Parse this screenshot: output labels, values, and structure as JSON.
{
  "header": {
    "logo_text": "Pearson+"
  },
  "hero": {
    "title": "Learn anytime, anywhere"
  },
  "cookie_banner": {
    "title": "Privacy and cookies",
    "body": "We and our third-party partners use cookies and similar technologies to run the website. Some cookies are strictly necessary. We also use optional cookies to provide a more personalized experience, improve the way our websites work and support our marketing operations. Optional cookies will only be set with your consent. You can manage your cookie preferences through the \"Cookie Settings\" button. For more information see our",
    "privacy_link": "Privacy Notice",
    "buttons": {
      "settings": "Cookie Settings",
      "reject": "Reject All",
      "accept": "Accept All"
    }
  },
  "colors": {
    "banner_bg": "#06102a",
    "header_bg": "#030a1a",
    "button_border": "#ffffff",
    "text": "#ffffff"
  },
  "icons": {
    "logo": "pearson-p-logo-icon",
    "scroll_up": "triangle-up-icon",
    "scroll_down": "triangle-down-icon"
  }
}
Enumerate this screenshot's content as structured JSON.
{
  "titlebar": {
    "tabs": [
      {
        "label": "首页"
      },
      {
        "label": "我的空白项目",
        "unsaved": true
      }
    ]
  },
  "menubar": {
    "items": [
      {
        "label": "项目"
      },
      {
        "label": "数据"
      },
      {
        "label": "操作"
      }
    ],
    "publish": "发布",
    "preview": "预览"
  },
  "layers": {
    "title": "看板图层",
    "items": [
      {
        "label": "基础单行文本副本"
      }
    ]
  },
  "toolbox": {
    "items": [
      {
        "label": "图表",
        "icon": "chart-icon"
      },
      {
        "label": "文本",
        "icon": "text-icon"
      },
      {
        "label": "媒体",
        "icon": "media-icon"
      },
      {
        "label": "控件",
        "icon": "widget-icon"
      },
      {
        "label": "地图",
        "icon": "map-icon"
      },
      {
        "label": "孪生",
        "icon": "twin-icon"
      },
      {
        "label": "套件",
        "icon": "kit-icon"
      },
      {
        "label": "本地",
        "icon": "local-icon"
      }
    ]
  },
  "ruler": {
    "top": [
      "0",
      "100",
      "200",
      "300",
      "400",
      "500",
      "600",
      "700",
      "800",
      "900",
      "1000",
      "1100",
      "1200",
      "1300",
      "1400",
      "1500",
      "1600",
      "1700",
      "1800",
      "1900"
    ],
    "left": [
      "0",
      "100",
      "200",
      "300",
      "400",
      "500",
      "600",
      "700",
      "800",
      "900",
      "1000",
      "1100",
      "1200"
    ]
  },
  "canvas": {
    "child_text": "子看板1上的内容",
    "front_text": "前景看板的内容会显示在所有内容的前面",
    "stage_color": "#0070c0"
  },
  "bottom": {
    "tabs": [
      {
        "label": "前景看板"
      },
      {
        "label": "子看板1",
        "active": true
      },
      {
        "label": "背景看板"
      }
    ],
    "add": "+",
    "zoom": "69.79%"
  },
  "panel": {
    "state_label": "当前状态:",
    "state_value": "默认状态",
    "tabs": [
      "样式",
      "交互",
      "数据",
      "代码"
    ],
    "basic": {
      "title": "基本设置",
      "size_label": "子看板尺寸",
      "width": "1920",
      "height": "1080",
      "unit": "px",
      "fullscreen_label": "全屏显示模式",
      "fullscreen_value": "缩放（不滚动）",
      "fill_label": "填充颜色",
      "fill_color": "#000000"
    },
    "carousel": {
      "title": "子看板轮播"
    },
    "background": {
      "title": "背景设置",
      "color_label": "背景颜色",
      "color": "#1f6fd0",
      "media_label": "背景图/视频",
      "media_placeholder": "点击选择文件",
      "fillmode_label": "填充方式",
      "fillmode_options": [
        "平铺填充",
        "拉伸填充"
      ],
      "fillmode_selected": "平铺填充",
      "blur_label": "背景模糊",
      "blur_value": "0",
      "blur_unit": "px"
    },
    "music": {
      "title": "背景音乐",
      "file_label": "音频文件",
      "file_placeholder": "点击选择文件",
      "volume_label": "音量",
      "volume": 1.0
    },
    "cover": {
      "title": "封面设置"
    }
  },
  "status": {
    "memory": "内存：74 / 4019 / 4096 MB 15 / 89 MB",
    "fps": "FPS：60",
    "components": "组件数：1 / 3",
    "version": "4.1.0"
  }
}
========
● WHAT YOU SHOULD DO: Faithfully transcribe the whole of the data.

● RESPONSE BELOW:
Parse this screenshot: output labels, values, and structure as JSON.
{
  "header": {
    "logo_text": "Pearson+"
  },
  "hero": {
    "title": "Learn anytime, anywhere"
  },
  "cookie_banner": {
    "title": "Privacy and cookies",
    "body": "We and our third-party partners use cookies and similar technologies to run the website. Some cookies are strictly necessary. We also use optional cookies to provide a more personalized experience, improve the way our websites work and support our marketing operations. Optional cookies will only be set with your consent. You can manage your cookie preferences through the \"Cookie Settings\" button. For more information see our",
    "privacy_link": "Privacy Notice",
    "buttons": {
      "settings": "Cookie Settings",
      "reject": "Reject All",
      "accept": "Accept All"
    }
  },
  "colors": {
    "banner_bg": "#06102a",
    "header_bg": "#030a1a",
    "button_border": "#ffffff",
    "text": "#ffffff"
  },
  "icons": {
    "logo": "pearson-p-logo-icon",
    "scroll_up": "triangle-up-icon",
    "scroll_down": "triangle-down-icon"
  }
}
Enumerate this screenshot's content as structured JSON.
{
  "titlebar": {
    "tabs": [
      {
        "label": "首页"
      },
      {
        "label": "我的空白项目",
        "unsaved": true
      }
    ]
  },
  "menubar": {
    "items": [
      {
        "label": "项目"
      },
      {
        "label": "数据"
      },
      {
        "label": "操作"
      }
    ],
    "publish": "发布",
    "preview": "预览"
  },
  "layers": {
    "title": "看板图层",
    "items": [
      {
        "label": "基础单行文本副本"
      }
    ]
  },
  "toolbox": {
    "items": [
      {
        "label": "图表",
        "icon": "chart-icon"
      },
      {
        "label": "文本",
        "icon": "text-icon"
      },
      {
        "label": "媒体",
        "icon": "media-icon"
      },
      {
        "label": "控件",
        "icon": "widget-icon"
      },
      {
        "label": "地图",
        "icon": "map-icon"
      },
      {
        "label": "孪生",
        "icon": "twin-icon"
      },
      {
        "label": "套件",
        "icon": "kit-icon"
      },
      {
        "label": "本地",
        "icon": "local-icon"
      }
    ]
  },
  "ruler": {
    "top": [
      "0",
      "100",
      "200",
      "300",
      "400",
      "500",
      "600",
      "700",
      "800",
      "900",
      "1000",
      "1100",
      "1200",
      "1300",
      "1400",
      "1500",
      "1600",
      "1700",
      "1800",
      "1900"
    ],
    "left": [
      "0",
      "100",
      "200",
      "300",
      "400",
      "500",
      "600",
      "700",
      "800",
      "900",
      "1000",
      "1100",
      "1200"
    ]
  },
  "canvas": {
    "child_text": "子看板1上的内容",
    "front_text": "前景看板的内容会显示在所有内容的前面",
    "stage_color": "#0070c0"
  },
  "bottom": {
    "tabs": [
      {
        "label": "前景看板"
      },
      {
        "label": "子看板1",
        "active": true
      },
      {
        "label": "背景看板"
      }
    ],
    "add": "+",
    "zoom": "69.79%"
  },
  "panel": {
    "state_label": "当前状态:",
    "state_value": "默认状态",
    "tabs": [
      "样式",
      "交互",
      "数据",
      "代码"
    ],
    "basic": {
      "title": "基本设置",
      "size_label": "子看板尺寸",
      "width": "1920",
      "height": "1080",
      "unit": "px",
      "fullscreen_label": "全屏显示模式",
      "fullscreen_value": "缩放（不滚动）",
      "fill_label": "填充颜色",
      "fill_color": "#000000"
    },
    "carousel": {
      "title": "子看板轮播"
    },
    "background": {
      "title": "背景设置",
      "color_label": "背景颜色",
      "color": "#1f6fd0",
      "media_label": "背景图/视频",
      "media_placeholder": "点击选择文件",
      "fillmode_label": "填充方式",
      "fillmode_options": [
        "平铺填充",
        "拉伸填充"
      ],
      "fillmode_selected": "平铺填充",
      "blur_label": "背景模糊",
      "blur_value": "0",
      "blur_unit": "px"
    },
    "music": {
      "title": "背景音乐",
      "file_label": "音频文件",
      "file_placeholder": "点击选择文件",
      "volume_label": "音量",
      "volume": 1.0
    },
    "cover": {
      "title": "封面设置"
    }
  },
  "status": {
    "memory": "内存：74 / 4019 / 4096 MB 15 / 89 MB",
    "fps": "FPS：60",
    "components": "组件数：1 / 3",
    "version": "4.1.0"
  }
}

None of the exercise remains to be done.